> _DATA LISTING_:
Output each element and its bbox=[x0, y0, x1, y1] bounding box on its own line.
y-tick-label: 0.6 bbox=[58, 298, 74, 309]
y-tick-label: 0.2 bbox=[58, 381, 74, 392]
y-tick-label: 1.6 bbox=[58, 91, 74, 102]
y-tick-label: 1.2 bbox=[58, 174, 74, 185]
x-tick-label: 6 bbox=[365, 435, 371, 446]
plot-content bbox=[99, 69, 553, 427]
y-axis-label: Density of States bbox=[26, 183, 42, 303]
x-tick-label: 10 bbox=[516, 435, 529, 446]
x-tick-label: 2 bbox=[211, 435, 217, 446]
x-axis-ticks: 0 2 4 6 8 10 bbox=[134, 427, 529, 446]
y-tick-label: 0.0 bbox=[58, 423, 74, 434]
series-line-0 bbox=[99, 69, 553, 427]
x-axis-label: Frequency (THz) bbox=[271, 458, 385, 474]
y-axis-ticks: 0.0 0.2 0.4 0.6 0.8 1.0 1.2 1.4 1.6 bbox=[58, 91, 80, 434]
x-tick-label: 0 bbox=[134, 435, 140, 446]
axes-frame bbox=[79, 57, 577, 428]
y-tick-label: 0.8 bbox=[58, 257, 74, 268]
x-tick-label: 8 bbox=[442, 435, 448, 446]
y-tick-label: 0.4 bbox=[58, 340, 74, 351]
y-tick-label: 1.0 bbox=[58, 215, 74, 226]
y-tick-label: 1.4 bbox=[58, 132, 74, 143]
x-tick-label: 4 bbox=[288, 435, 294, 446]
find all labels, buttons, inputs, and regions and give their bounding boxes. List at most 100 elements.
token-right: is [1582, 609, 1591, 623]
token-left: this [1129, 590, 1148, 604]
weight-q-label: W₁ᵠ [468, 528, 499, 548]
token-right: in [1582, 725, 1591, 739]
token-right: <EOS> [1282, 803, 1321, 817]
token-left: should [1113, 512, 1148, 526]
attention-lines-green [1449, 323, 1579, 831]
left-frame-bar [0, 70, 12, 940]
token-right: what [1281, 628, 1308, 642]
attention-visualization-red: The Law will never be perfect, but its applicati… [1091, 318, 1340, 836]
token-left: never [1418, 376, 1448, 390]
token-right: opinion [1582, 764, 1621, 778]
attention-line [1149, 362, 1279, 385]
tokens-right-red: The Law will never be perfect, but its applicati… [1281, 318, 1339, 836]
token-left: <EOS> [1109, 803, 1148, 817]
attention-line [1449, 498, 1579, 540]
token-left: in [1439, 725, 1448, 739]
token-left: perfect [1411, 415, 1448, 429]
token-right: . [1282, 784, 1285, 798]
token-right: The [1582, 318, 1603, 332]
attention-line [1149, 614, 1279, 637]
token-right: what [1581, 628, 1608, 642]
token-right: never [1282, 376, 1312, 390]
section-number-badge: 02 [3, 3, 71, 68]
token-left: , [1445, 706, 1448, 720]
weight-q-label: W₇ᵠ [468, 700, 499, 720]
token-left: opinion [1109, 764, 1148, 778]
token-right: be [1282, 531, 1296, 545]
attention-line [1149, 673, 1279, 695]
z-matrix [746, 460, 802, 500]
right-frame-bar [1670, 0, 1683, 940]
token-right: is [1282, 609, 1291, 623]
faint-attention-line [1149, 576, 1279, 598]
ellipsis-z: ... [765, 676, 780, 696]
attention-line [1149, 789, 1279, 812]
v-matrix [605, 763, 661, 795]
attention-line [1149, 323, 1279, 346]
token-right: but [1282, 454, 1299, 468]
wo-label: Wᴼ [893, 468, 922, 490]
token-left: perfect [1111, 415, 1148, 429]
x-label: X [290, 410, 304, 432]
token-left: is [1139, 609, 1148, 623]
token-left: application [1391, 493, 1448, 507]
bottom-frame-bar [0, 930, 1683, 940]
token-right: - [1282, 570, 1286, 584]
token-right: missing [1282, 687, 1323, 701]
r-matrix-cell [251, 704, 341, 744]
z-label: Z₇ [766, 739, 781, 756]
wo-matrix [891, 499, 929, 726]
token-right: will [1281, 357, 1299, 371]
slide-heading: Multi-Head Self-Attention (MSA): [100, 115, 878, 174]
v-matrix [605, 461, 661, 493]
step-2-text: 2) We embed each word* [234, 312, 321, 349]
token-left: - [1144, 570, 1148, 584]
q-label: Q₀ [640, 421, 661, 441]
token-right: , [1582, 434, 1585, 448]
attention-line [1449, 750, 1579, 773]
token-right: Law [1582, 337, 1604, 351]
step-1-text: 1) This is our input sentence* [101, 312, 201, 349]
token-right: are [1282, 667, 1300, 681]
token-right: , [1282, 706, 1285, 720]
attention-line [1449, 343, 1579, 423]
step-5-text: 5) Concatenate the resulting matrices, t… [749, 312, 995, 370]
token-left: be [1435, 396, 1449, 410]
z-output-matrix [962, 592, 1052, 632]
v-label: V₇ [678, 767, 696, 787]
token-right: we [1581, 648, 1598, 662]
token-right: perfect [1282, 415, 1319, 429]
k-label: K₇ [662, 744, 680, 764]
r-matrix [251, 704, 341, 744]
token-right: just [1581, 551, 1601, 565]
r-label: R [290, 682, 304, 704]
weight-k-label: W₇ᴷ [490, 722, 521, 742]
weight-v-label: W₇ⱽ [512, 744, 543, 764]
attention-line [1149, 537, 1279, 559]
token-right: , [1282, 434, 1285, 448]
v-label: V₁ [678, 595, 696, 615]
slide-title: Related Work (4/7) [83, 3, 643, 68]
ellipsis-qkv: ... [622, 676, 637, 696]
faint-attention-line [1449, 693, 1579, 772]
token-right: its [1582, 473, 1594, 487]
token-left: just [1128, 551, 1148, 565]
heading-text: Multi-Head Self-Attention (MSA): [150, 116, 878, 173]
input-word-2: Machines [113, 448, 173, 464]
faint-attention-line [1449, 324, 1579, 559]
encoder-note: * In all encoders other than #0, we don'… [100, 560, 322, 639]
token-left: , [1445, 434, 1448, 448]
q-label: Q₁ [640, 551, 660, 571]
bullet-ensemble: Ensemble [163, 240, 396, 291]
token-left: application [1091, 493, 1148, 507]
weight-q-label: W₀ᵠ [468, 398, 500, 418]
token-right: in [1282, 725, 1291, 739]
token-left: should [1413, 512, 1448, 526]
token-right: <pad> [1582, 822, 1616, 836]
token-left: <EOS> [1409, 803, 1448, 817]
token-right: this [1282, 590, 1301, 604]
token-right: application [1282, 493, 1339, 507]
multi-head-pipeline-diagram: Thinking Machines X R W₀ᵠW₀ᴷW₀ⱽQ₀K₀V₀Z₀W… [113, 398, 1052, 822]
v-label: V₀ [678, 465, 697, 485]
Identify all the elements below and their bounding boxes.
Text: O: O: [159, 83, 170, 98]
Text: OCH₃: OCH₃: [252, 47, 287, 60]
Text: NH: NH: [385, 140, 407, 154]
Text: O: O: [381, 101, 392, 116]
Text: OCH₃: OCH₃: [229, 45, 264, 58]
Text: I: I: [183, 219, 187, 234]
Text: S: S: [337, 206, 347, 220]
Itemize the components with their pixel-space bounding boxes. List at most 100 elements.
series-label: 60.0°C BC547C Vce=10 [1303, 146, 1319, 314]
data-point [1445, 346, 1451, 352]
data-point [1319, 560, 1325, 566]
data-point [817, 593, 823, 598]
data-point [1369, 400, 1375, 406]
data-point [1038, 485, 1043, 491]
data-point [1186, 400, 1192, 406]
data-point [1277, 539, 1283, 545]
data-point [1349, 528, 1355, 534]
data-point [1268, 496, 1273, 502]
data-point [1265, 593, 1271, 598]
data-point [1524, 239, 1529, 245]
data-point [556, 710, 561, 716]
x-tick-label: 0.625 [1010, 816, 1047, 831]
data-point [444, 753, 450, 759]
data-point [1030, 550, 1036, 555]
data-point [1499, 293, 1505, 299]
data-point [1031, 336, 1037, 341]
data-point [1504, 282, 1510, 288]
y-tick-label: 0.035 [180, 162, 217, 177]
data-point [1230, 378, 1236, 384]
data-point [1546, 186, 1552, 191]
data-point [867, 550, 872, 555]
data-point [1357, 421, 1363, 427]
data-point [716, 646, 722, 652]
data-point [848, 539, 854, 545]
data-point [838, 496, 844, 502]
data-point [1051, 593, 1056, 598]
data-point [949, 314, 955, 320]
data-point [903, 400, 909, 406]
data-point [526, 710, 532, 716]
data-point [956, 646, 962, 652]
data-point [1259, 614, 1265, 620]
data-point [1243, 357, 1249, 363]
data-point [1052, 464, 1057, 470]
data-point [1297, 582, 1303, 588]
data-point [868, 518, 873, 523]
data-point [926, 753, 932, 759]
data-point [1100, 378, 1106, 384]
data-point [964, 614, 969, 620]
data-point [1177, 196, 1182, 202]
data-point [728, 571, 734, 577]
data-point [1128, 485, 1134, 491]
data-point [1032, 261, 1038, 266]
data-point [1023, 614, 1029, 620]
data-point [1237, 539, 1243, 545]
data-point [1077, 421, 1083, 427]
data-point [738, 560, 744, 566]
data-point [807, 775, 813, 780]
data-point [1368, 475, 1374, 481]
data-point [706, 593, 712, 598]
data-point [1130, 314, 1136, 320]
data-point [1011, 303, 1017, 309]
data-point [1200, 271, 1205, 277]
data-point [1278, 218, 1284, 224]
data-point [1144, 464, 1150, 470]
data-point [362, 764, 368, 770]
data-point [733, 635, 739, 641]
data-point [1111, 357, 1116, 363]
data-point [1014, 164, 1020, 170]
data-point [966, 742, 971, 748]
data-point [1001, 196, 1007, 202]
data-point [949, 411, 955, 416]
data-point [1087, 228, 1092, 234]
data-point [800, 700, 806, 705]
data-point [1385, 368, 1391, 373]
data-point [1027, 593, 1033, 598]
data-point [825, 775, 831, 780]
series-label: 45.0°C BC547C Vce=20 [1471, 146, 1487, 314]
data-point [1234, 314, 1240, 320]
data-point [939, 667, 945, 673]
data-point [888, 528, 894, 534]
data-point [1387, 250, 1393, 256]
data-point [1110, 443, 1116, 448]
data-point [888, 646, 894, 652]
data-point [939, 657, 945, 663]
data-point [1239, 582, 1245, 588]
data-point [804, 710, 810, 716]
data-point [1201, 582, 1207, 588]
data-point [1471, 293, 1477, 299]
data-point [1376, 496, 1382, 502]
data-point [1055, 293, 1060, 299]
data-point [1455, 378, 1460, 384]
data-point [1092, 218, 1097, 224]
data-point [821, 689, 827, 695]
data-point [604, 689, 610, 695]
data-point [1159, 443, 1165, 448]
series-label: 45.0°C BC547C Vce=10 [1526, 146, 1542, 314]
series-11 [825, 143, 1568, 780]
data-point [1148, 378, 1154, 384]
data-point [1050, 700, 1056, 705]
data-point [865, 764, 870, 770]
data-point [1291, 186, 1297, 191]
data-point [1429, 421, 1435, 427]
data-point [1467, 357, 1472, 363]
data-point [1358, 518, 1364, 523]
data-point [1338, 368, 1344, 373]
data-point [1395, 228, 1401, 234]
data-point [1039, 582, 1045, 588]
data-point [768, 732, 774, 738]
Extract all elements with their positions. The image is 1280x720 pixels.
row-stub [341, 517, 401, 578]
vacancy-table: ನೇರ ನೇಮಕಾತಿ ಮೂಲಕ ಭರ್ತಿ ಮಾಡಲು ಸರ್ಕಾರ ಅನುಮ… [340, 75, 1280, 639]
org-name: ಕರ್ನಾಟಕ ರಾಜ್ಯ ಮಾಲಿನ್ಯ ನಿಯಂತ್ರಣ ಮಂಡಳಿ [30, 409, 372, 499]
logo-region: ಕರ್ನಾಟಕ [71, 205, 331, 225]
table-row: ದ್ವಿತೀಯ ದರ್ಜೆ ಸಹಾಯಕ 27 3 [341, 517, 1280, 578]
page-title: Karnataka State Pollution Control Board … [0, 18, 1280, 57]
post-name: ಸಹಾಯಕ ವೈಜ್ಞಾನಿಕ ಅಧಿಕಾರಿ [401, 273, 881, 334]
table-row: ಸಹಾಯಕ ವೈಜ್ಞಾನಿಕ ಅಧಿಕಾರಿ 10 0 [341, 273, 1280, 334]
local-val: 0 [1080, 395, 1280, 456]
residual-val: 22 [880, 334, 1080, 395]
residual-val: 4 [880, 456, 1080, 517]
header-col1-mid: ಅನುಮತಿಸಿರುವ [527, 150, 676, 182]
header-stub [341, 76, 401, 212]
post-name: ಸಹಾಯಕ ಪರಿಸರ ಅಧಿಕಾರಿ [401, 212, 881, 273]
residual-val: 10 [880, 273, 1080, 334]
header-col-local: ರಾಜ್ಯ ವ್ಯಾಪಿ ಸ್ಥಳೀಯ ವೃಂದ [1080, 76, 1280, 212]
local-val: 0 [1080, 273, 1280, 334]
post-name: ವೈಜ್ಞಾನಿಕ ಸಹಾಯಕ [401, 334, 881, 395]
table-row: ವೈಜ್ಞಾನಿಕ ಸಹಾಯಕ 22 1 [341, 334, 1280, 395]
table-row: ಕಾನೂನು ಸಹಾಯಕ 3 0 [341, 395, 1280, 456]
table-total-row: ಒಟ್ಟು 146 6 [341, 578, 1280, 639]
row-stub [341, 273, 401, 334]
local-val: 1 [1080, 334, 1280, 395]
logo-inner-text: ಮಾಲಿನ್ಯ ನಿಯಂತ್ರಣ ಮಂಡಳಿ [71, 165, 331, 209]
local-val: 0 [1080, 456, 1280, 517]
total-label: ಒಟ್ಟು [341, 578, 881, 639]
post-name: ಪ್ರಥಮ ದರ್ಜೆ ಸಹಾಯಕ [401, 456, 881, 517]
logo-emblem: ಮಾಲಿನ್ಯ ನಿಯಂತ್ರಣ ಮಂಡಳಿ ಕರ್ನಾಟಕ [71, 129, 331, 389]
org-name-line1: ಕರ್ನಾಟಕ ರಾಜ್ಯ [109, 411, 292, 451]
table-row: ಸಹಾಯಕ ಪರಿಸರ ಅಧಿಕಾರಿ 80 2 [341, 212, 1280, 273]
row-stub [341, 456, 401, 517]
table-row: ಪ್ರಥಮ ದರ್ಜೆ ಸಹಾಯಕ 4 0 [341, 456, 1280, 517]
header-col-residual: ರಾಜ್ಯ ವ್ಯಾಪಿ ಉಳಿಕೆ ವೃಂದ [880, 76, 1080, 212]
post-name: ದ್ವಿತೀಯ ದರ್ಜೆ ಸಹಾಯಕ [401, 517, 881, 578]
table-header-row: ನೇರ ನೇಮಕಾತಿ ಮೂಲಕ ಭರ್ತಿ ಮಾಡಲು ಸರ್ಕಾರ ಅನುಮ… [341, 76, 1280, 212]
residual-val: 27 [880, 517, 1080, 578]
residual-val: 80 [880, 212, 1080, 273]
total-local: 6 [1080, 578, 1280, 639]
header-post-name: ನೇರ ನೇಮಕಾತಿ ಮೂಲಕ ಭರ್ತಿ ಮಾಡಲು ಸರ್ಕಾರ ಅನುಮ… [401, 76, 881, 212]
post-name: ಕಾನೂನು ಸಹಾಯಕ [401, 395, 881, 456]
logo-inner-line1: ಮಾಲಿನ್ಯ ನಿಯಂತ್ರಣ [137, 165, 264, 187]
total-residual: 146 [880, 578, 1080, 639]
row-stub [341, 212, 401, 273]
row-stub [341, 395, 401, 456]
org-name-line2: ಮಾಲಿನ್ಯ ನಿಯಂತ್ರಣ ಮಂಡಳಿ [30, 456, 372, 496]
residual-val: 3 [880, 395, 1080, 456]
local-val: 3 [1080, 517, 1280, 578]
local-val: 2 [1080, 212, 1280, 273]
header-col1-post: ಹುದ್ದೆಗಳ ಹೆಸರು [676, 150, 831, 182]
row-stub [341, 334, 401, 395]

> _YOUR INSTRUCTIONS_: Put the listing, from its first line through the line with "x-axis-label: Frequency (THz)", into a Markdown table with the columns No. and Listing line, giving each line a row number and leaving out blank lines.

> _RESULT_:
| No. | Listing line |
|---|---|
| 1 | Output each element and its bbox=[x0, y0, x1, y1] bounding box on its own line. |
| 2 | y-tick-label: 0.6 bbox=[58, 298, 74, 309] |
| 3 | y-tick-label: 0.2 bbox=[58, 381, 74, 392] |
| 4 | y-tick-label: 1.6 bbox=[58, 91, 74, 102] |
| 5 | y-tick-label: 1.2 bbox=[58, 174, 74, 185] |
| 6 | x-tick-label: 6 bbox=[365, 435, 371, 446] |
| 7 | plot-content bbox=[99, 69, 553, 427] |
| 8 | y-axis-label: Density of States bbox=[26, 183, 42, 303] |
| 9 | x-tick-label: 10 bbox=[516, 435, 529, 446] |
| 10 | x-tick-label: 2 bbox=[211, 435, 217, 446] |
| 11 | x-axis-ticks: 0 2 4 6 8 10 bbox=[134, 427, 529, 446] |
| 12 | y-tick-label: 0.0 bbox=[58, 423, 74, 434] |
| 13 | series-line-0 bbox=[99, 69, 553, 427] |
| 14 | x-axis-label: Frequency (THz) bbox=[271, 458, 385, 474] |